Show all lines holding the string "下列各组图形中".

▽

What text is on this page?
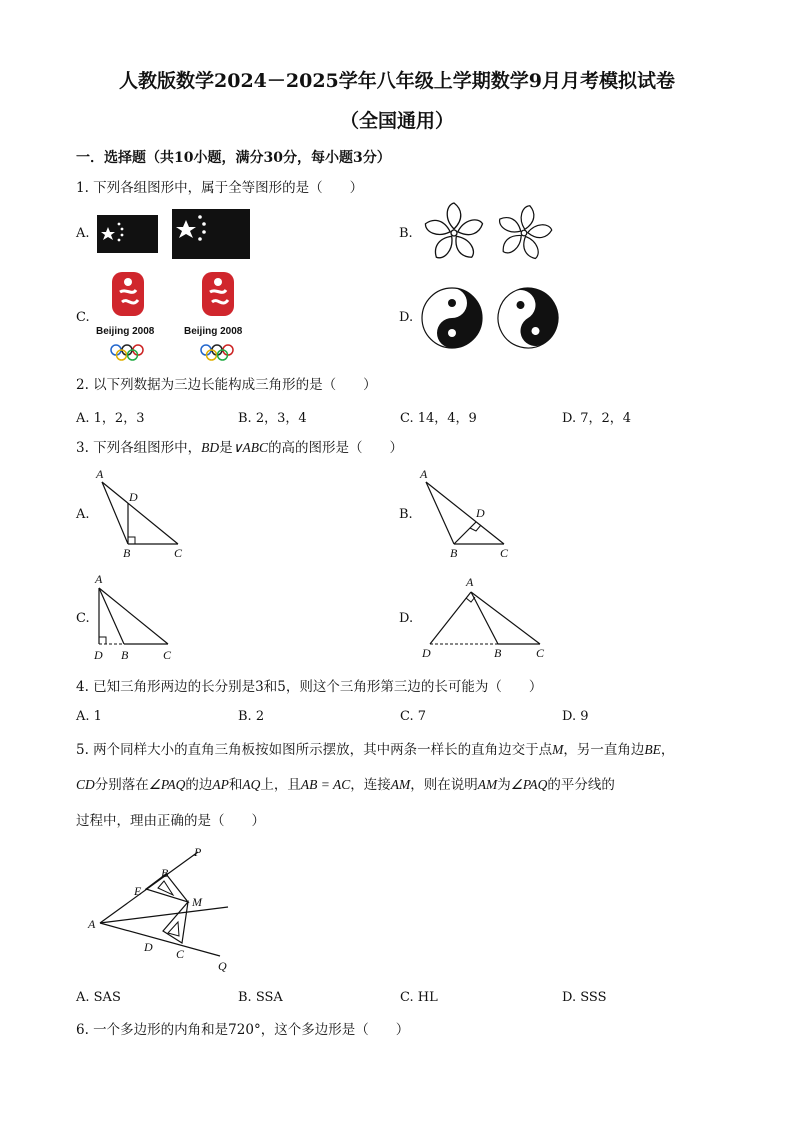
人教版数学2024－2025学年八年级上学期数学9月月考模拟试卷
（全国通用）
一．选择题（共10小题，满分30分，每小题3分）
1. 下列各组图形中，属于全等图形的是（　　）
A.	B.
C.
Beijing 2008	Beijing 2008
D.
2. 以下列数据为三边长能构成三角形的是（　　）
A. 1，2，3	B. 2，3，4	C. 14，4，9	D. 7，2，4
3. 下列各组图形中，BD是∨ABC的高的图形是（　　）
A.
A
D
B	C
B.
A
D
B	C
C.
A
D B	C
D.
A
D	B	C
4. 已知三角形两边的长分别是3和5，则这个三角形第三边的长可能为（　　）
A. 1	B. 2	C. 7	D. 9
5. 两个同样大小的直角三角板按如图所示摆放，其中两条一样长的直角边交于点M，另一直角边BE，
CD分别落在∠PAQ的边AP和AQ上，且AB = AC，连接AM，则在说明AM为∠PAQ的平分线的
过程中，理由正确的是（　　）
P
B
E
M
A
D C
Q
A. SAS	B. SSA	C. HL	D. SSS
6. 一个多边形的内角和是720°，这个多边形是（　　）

△
▽

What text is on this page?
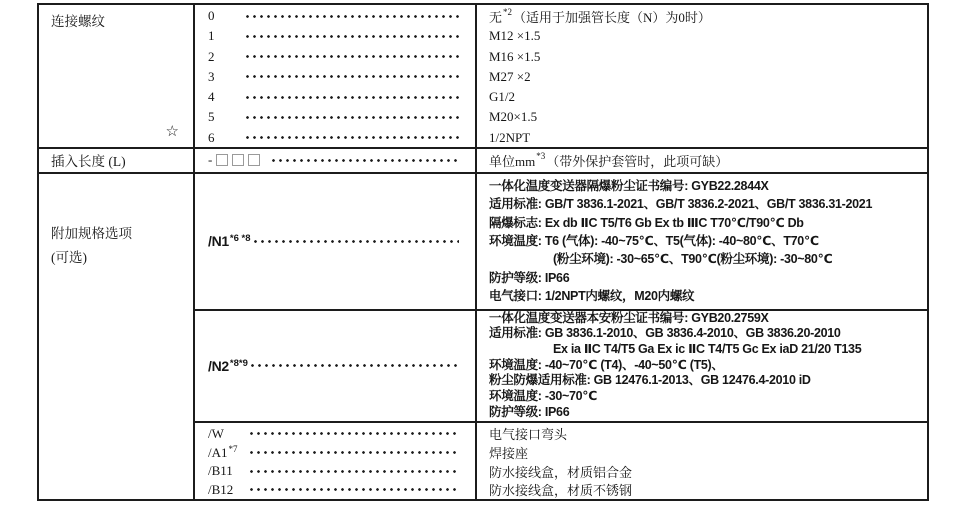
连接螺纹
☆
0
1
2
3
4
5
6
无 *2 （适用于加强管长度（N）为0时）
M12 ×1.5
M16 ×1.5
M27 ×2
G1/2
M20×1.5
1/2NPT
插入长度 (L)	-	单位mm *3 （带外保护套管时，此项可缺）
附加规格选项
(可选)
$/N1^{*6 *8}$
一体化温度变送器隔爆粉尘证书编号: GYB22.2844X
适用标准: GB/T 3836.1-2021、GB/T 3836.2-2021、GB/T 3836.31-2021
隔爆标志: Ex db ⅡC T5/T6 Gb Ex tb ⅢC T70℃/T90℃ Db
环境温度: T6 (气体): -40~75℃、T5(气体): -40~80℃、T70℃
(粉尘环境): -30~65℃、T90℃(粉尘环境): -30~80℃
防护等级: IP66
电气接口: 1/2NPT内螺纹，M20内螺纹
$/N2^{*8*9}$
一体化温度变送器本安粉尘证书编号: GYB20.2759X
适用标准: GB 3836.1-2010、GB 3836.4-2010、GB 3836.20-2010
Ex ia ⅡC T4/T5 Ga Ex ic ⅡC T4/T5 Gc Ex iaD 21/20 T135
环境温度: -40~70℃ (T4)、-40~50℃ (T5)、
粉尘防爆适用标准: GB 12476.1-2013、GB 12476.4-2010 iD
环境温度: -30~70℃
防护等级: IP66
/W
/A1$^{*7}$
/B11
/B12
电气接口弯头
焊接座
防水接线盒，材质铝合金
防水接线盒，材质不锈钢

△

### Final result
1. 下列各组图形中，属于全等图形的是（　　）
3. 下列各组图形中，BD是∨ABC的高的图形是（　　）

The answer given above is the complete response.